◆ WHAT TO DO
Copy every line of the material below, keeping each character unchanged.

-------- RECORDS SUPPLIED --------

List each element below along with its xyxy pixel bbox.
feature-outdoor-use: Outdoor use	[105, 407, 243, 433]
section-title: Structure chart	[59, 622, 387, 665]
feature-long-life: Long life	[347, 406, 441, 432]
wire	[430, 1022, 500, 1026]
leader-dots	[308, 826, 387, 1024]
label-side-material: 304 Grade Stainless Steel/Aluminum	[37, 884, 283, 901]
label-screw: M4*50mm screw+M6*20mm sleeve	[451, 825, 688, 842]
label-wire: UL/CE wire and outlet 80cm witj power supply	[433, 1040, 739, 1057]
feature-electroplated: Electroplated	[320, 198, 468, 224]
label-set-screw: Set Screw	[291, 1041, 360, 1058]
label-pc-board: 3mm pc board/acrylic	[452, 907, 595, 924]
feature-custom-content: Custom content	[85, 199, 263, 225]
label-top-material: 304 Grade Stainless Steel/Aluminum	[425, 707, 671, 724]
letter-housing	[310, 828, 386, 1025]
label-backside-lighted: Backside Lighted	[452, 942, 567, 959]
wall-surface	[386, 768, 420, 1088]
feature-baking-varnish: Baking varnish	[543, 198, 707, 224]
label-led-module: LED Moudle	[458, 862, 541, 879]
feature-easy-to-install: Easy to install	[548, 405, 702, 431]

--------

◆ TASK ANSWER
List each element below along with its xyxy pixel bbox.
feature-outdoor-use: Outdoor use	[105, 407, 243, 433]
section-title: Structure chart	[59, 622, 387, 665]
feature-long-life: Long life	[347, 406, 441, 432]
wire	[430, 1022, 500, 1026]
leader-dots	[308, 826, 387, 1024]
label-side-material: 304 Grade Stainless Steel/Aluminum	[37, 884, 283, 901]
label-screw: M4*50mm screw+M6*20mm sleeve	[451, 825, 688, 842]
label-wire: UL/CE wire and outlet 80cm witj power supply	[433, 1040, 739, 1057]
feature-electroplated: Electroplated	[320, 198, 468, 224]
label-set-screw: Set Screw	[291, 1041, 360, 1058]
label-pc-board: 3mm pc board/acrylic	[452, 907, 595, 924]
feature-custom-content: Custom content	[85, 199, 263, 225]
label-top-material: 304 Grade Stainless Steel/Aluminum	[425, 707, 671, 724]
letter-housing	[310, 828, 386, 1025]
label-backside-lighted: Backside Lighted	[452, 942, 567, 959]
wall-surface	[386, 768, 420, 1088]
feature-baking-varnish: Baking varnish	[543, 198, 707, 224]
label-led-module: LED Moudle	[458, 862, 541, 879]
feature-easy-to-install: Easy to install	[548, 405, 702, 431]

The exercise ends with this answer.